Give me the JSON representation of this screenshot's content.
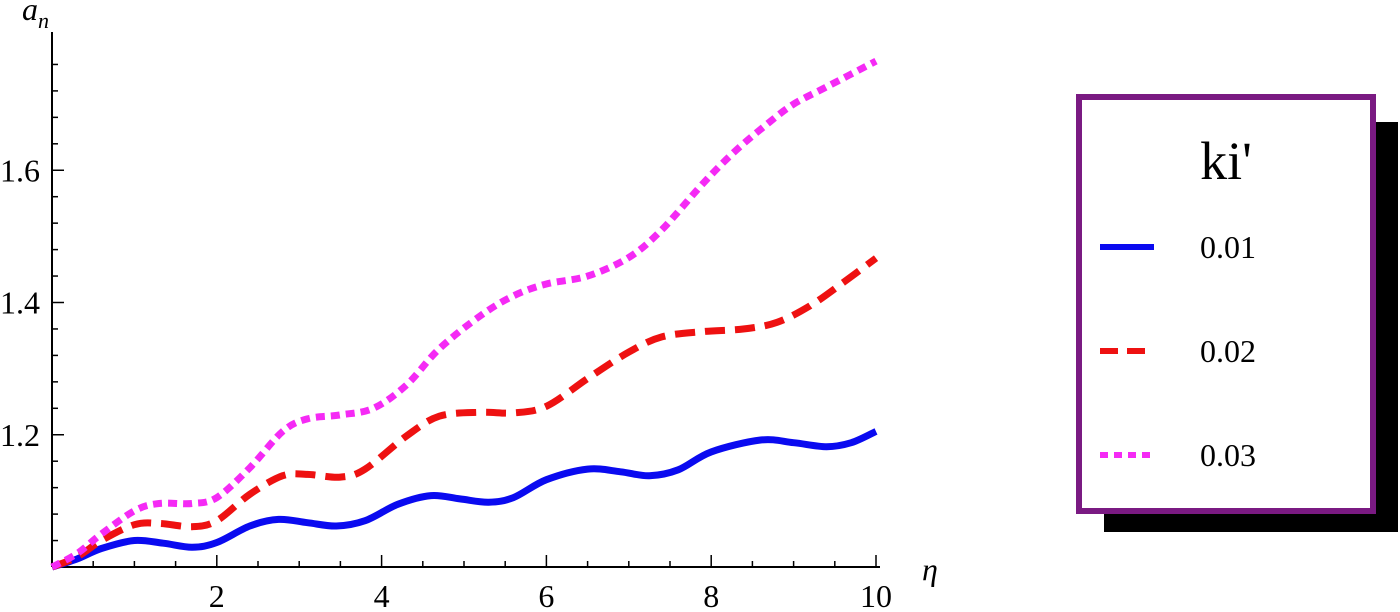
{
  "chart_data": {
    "type": "line",
    "ylabel_main": "a",
    "ylabel_sub": "n",
    "xlabel": "η",
    "xlim": [
      0,
      10
    ],
    "ylim": [
      1.0,
      1.8
    ],
    "x_ticks": [
      2,
      4,
      6,
      8,
      10
    ],
    "x_tick_labels": [
      "2",
      "4",
      "6",
      "8",
      "10"
    ],
    "y_ticks": [
      1.2,
      1.4,
      1.6
    ],
    "y_tick_labels": [
      "1.2",
      "1.4",
      "1.6"
    ],
    "legend_title": "ki'",
    "legend_position": "right",
    "grid": false,
    "series": [
      {
        "name": "0.01",
        "color": "#0a0af0",
        "style": "solid",
        "x": [
          0,
          0.3,
          0.6,
          1.0,
          1.35,
          1.7,
          2.0,
          2.4,
          2.75,
          3.1,
          3.45,
          3.8,
          4.2,
          4.6,
          4.95,
          5.3,
          5.6,
          6.0,
          6.5,
          6.9,
          7.25,
          7.6,
          8.0,
          8.6,
          9.0,
          9.4,
          9.7,
          10.0
        ],
        "values": [
          1.0,
          1.012,
          1.028,
          1.04,
          1.036,
          1.03,
          1.037,
          1.062,
          1.072,
          1.067,
          1.062,
          1.07,
          1.095,
          1.108,
          1.103,
          1.098,
          1.105,
          1.132,
          1.148,
          1.144,
          1.138,
          1.147,
          1.174,
          1.192,
          1.188,
          1.182,
          1.188,
          1.205
        ]
      },
      {
        "name": "0.02",
        "color": "#ee1111",
        "style": "dashed",
        "x": [
          0,
          0.3,
          0.6,
          1.0,
          1.3,
          1.7,
          2.0,
          2.4,
          2.8,
          3.1,
          3.5,
          3.8,
          4.3,
          4.7,
          5.2,
          5.6,
          6.0,
          6.5,
          7.0,
          7.4,
          7.9,
          8.4,
          8.8,
          9.2,
          9.6,
          10.0
        ],
        "values": [
          1.0,
          1.015,
          1.04,
          1.064,
          1.066,
          1.061,
          1.07,
          1.11,
          1.138,
          1.14,
          1.136,
          1.148,
          1.198,
          1.228,
          1.234,
          1.233,
          1.243,
          1.285,
          1.325,
          1.348,
          1.356,
          1.36,
          1.37,
          1.395,
          1.43,
          1.467
        ]
      },
      {
        "name": "0.03",
        "color": "#f52af5",
        "style": "dotted",
        "x": [
          0,
          0.3,
          0.6,
          1.0,
          1.3,
          1.7,
          2.0,
          2.4,
          2.8,
          3.1,
          3.5,
          3.9,
          4.3,
          4.7,
          5.2,
          5.6,
          6.0,
          6.5,
          7.0,
          7.4,
          7.9,
          8.3,
          8.7,
          9.0,
          9.4,
          10.0
        ],
        "values": [
          1.0,
          1.02,
          1.05,
          1.085,
          1.096,
          1.096,
          1.105,
          1.15,
          1.205,
          1.224,
          1.23,
          1.24,
          1.275,
          1.33,
          1.38,
          1.41,
          1.428,
          1.44,
          1.468,
          1.51,
          1.58,
          1.63,
          1.672,
          1.7,
          1.726,
          1.765
        ]
      }
    ]
  }
}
•••
Problem
Every line of the data should be copied as it stands, without the images.

Solution for this exercise
Give me the JSON representation of this screenshot's content.
{
  "chart_data": {
    "type": "line",
    "ylabel_main": "a",
    "ylabel_sub": "n",
    "xlabel": "η",
    "xlim": [
      0,
      10
    ],
    "ylim": [
      1.0,
      1.8
    ],
    "x_ticks": [
      2,
      4,
      6,
      8,
      10
    ],
    "x_tick_labels": [
      "2",
      "4",
      "6",
      "8",
      "10"
    ],
    "y_ticks": [
      1.2,
      1.4,
      1.6
    ],
    "y_tick_labels": [
      "1.2",
      "1.4",
      "1.6"
    ],
    "legend_title": "ki'",
    "legend_position": "right",
    "grid": false,
    "series": [
      {
        "name": "0.01",
        "color": "#0a0af0",
        "style": "solid",
        "x": [
          0,
          0.3,
          0.6,
          1.0,
          1.35,
          1.7,
          2.0,
          2.4,
          2.75,
          3.1,
          3.45,
          3.8,
          4.2,
          4.6,
          4.95,
          5.3,
          5.6,
          6.0,
          6.5,
          6.9,
          7.25,
          7.6,
          8.0,
          8.6,
          9.0,
          9.4,
          9.7,
          10.0
        ],
        "values": [
          1.0,
          1.012,
          1.028,
          1.04,
          1.036,
          1.03,
          1.037,
          1.062,
          1.072,
          1.067,
          1.062,
          1.07,
          1.095,
          1.108,
          1.103,
          1.098,
          1.105,
          1.132,
          1.148,
          1.144,
          1.138,
          1.147,
          1.174,
          1.192,
          1.188,
          1.182,
          1.188,
          1.205
        ]
      },
      {
        "name": "0.02",
        "color": "#ee1111",
        "style": "dashed",
        "x": [
          0,
          0.3,
          0.6,
          1.0,
          1.3,
          1.7,
          2.0,
          2.4,
          2.8,
          3.1,
          3.5,
          3.8,
          4.3,
          4.7,
          5.2,
          5.6,
          6.0,
          6.5,
          7.0,
          7.4,
          7.9,
          8.4,
          8.8,
          9.2,
          9.6,
          10.0
        ],
        "values": [
          1.0,
          1.015,
          1.04,
          1.064,
          1.066,
          1.061,
          1.07,
          1.11,
          1.138,
          1.14,
          1.136,
          1.148,
          1.198,
          1.228,
          1.234,
          1.233,
          1.243,
          1.285,
          1.325,
          1.348,
          1.356,
          1.36,
          1.37,
          1.395,
          1.43,
          1.467
        ]
      },
      {
        "name": "0.03",
        "color": "#f52af5",
        "style": "dotted",
        "x": [
          0,
          0.3,
          0.6,
          1.0,
          1.3,
          1.7,
          2.0,
          2.4,
          2.8,
          3.1,
          3.5,
          3.9,
          4.3,
          4.7,
          5.2,
          5.6,
          6.0,
          6.5,
          7.0,
          7.4,
          7.9,
          8.3,
          8.7,
          9.0,
          9.4,
          10.0
        ],
        "values": [
          1.0,
          1.02,
          1.05,
          1.085,
          1.096,
          1.096,
          1.105,
          1.15,
          1.205,
          1.224,
          1.23,
          1.24,
          1.275,
          1.33,
          1.38,
          1.41,
          1.428,
          1.44,
          1.468,
          1.51,
          1.58,
          1.63,
          1.672,
          1.7,
          1.726,
          1.765
        ]
      }
    ]
  }
}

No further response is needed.